- **Task**:
Search the listing below for the string "circle" and show each line that contains it.

- **Input records**:
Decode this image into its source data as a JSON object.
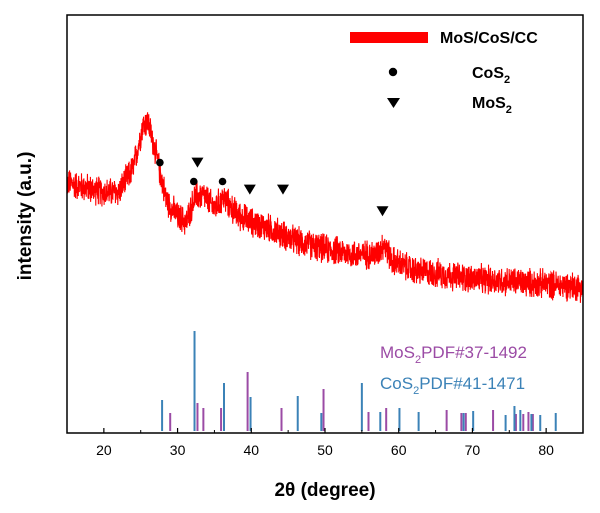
{
  "chart_data": {
    "type": "line",
    "xlabel": "2θ (degree)",
    "ylabel": "intensity (a.u.)",
    "xlim": [
      15,
      85
    ],
    "x_ticks": [
      20,
      30,
      40,
      50,
      60,
      70,
      80
    ],
    "y_ticks_shown": false,
    "grid": false,
    "legend_position": "top-right",
    "colors": {
      "pattern": "#ff0000",
      "mos2_pdf": "#9b4ba5",
      "cos2_pdf": "#3b82b7",
      "markers": "#000000"
    },
    "series": [
      {
        "name": "MoS/CoS/CC",
        "style": "noisy-line",
        "points": [
          [
            15,
            0.545
          ],
          [
            20,
            0.51
          ],
          [
            22,
            0.51
          ],
          [
            24,
            0.6
          ],
          [
            25.3,
            0.76
          ],
          [
            26,
            0.77
          ],
          [
            27,
            0.66
          ],
          [
            28.5,
            0.48
          ],
          [
            30,
            0.42
          ],
          [
            31.2,
            0.4
          ],
          [
            32.3,
            0.49
          ],
          [
            33.5,
            0.5
          ],
          [
            35,
            0.45
          ],
          [
            36.2,
            0.49
          ],
          [
            38,
            0.43
          ],
          [
            40,
            0.4
          ],
          [
            43,
            0.37
          ],
          [
            46,
            0.33
          ],
          [
            50,
            0.3
          ],
          [
            54,
            0.28
          ],
          [
            57,
            0.28
          ],
          [
            58,
            0.32
          ],
          [
            59,
            0.26
          ],
          [
            62,
            0.22
          ],
          [
            65,
            0.21
          ],
          [
            70,
            0.19
          ],
          [
            75,
            0.18
          ],
          [
            80,
            0.17
          ],
          [
            85,
            0.16
          ]
        ],
        "noise_amplitude": 0.045
      }
    ],
    "markers": [
      {
        "name": "CoS2",
        "symbol": "circle",
        "x": [
          27.6,
          32.2,
          36.1
        ],
        "y": [
          0.62,
          0.55,
          0.55
        ]
      },
      {
        "name": "MoS2",
        "symbol": "triangle-down",
        "x": [
          32.7,
          39.8,
          44.3,
          57.8
        ],
        "y": [
          0.62,
          0.52,
          0.52,
          0.44
        ]
      }
    ],
    "reference_patterns": [
      {
        "name": "MoS2 PDF#37-1492",
        "label_main": "MoS",
        "label_sub": "2",
        "label_rest": "PDF#37-1492",
        "lines": [
          {
            "x": 29.0,
            "i": 0.18
          },
          {
            "x": 32.7,
            "i": 0.28
          },
          {
            "x": 33.5,
            "i": 0.23
          },
          {
            "x": 35.9,
            "i": 0.23
          },
          {
            "x": 39.5,
            "i": 0.59
          },
          {
            "x": 44.1,
            "i": 0.23
          },
          {
            "x": 49.8,
            "i": 0.42
          },
          {
            "x": 55.9,
            "i": 0.19
          },
          {
            "x": 58.3,
            "i": 0.23
          },
          {
            "x": 66.5,
            "i": 0.21
          },
          {
            "x": 68.5,
            "i": 0.18
          },
          {
            "x": 69.1,
            "i": 0.18
          },
          {
            "x": 72.8,
            "i": 0.21
          },
          {
            "x": 75.9,
            "i": 0.17
          },
          {
            "x": 76.9,
            "i": 0.17
          },
          {
            "x": 77.6,
            "i": 0.19
          },
          {
            "x": 78.2,
            "i": 0.17
          }
        ]
      },
      {
        "name": "CoS2 PDF#41-1471",
        "label_main": "CoS",
        "label_sub": "2",
        "label_rest": "PDF#41-1471",
        "lines": [
          {
            "x": 27.9,
            "i": 0.31
          },
          {
            "x": 32.3,
            "i": 1.0
          },
          {
            "x": 36.3,
            "i": 0.48
          },
          {
            "x": 39.9,
            "i": 0.34
          },
          {
            "x": 46.3,
            "i": 0.35
          },
          {
            "x": 49.5,
            "i": 0.18
          },
          {
            "x": 55.0,
            "i": 0.48
          },
          {
            "x": 57.5,
            "i": 0.19
          },
          {
            "x": 60.1,
            "i": 0.23
          },
          {
            "x": 62.7,
            "i": 0.19
          },
          {
            "x": 68.8,
            "i": 0.18
          },
          {
            "x": 70.1,
            "i": 0.2
          },
          {
            "x": 74.5,
            "i": 0.16
          },
          {
            "x": 75.7,
            "i": 0.25
          },
          {
            "x": 76.5,
            "i": 0.21
          },
          {
            "x": 78.0,
            "i": 0.17
          },
          {
            "x": 79.2,
            "i": 0.16
          },
          {
            "x": 81.3,
            "i": 0.18
          }
        ]
      }
    ],
    "legend": [
      {
        "label": "MoS/CoS/CC",
        "label_main": "MoS/CoS/CC",
        "label_sub": "",
        "symbol": "line"
      },
      {
        "label": "CoS2",
        "label_main": "CoS",
        "label_sub": "2",
        "symbol": "circle"
      },
      {
        "label": "MoS2",
        "label_main": "MoS",
        "label_sub": "2",
        "symbol": "triangle-down"
      }
    ]
  }
}
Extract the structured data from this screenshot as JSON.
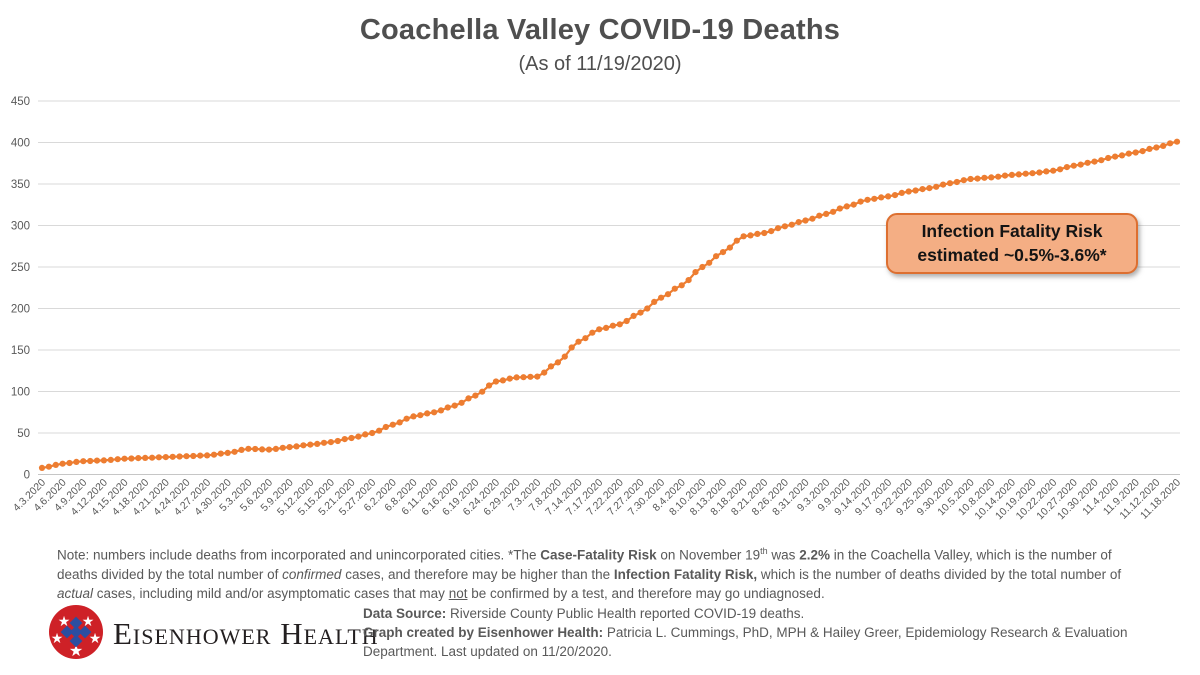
{
  "page": {
    "title": "Coachella Valley COVID-19 Deaths",
    "subtitle": "(As of 11/19/2020)"
  },
  "chart_data": {
    "type": "line",
    "title": "Coachella Valley COVID-19 Deaths",
    "subtitle": "(As of 11/19/2020)",
    "xlabel": "",
    "ylabel": "",
    "ylim": [
      0,
      450
    ],
    "ytick_step": 50,
    "grid": true,
    "legend": "none",
    "line_color": "#ED7D31",
    "marker": "circle",
    "categories": [
      "4.3.2020",
      "4.6.2020",
      "4.9.2020",
      "4.12.2020",
      "4.15.2020",
      "4.18.2020",
      "4.21.2020",
      "4.24.2020",
      "4.27.2020",
      "4.30.2020",
      "5.3.2020",
      "5.6.2020",
      "5.9.2020",
      "5.12.2020",
      "5.15.2020",
      "5.21.2020",
      "5.27.2020",
      "6.2.2020",
      "6.8.2020",
      "6.11.2020",
      "6.16.2020",
      "6.19.2020",
      "6.24.2020",
      "6.29.2020",
      "7.3.2020",
      "7.8.2020",
      "7.14.2020",
      "7.17.2020",
      "7.22.2020",
      "7.27.2020",
      "7.30.2020",
      "8.4.2020",
      "8.10.2020",
      "8.13.2020",
      "8.18.2020",
      "8.21.2020",
      "8.26.2020",
      "8.31.2020",
      "9.3.2020",
      "9.9.2020",
      "9.14.2020",
      "9.17.2020",
      "9.22.2020",
      "9.25.2020",
      "9.30.2020",
      "10.5.2020",
      "10.8.2020",
      "10.14.2020",
      "10.19.2020",
      "10.22.2020",
      "10.27.2020",
      "10.30.2020",
      "11.4.2020",
      "11.9.2020",
      "11.12.2020",
      "11.18.2020"
    ],
    "values": [
      8,
      13,
      16,
      17,
      19,
      20,
      21,
      22,
      23,
      26,
      31,
      30,
      33,
      36,
      39,
      44,
      50,
      60,
      70,
      75,
      83,
      95,
      112,
      117,
      118,
      135,
      160,
      175,
      181,
      195,
      213,
      228,
      250,
      268,
      287,
      291,
      299,
      306,
      314,
      323,
      331,
      335,
      341,
      345,
      351,
      356,
      358,
      361,
      363,
      366,
      372,
      377,
      383,
      388,
      394,
      401
    ]
  },
  "annotation": {
    "line1": "Infection Fatality Risk",
    "line2": "estimated ~0.5%-3.6%*",
    "fill": "#F4AE84",
    "border": "#DD6F30"
  },
  "note": {
    "segments": [
      {
        "t": "Note: numbers include deaths from incorporated and unincorporated cities. *The "
      },
      {
        "t": "Case-Fatality Risk",
        "b": true
      },
      {
        "t": " on November 19"
      },
      {
        "t": "th",
        "sup": true
      },
      {
        "t": " was "
      },
      {
        "t": "2.2%",
        "b": true
      },
      {
        "t": " in the Coachella Valley, which is the number of deaths divided by the total number of "
      },
      {
        "t": "confirmed",
        "i": true
      },
      {
        "t": " cases, and therefore may be higher than the "
      },
      {
        "t": "Infection Fatality Risk,",
        "b": true
      },
      {
        "t": " which is the number of deaths divided by the total number of "
      },
      {
        "t": "actual",
        "i": true
      },
      {
        "t": " cases, including mild and/or asymptomatic cases that may "
      },
      {
        "t": "not",
        "u": true
      },
      {
        "t": " be confirmed by a test, and therefore may go undiagnosed."
      }
    ]
  },
  "footer": {
    "logo_text": "Eisenhower Health",
    "logo_colors": {
      "circle": "#CE2127",
      "stars": "#FFFFFF",
      "emblem": "#2B4EA1"
    },
    "credit_line1": [
      {
        "t": "Data Source:",
        "b": true
      },
      {
        "t": " Riverside County Public Health reported COVID-19 deaths."
      }
    ],
    "credit_line2": [
      {
        "t": "Graph created by Eisenhower Health:",
        "b": true
      },
      {
        "t": " Patricia L. Cummings, PhD, MPH & Hailey Greer, Epidemiology Research & Evaluation Department. Last updated on 11/20/2020."
      }
    ]
  }
}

- **The completed task**:
        "symbol": "circle",
        "symbol": "circle"
    "marker": "circle",
      "circle": "#CE2127",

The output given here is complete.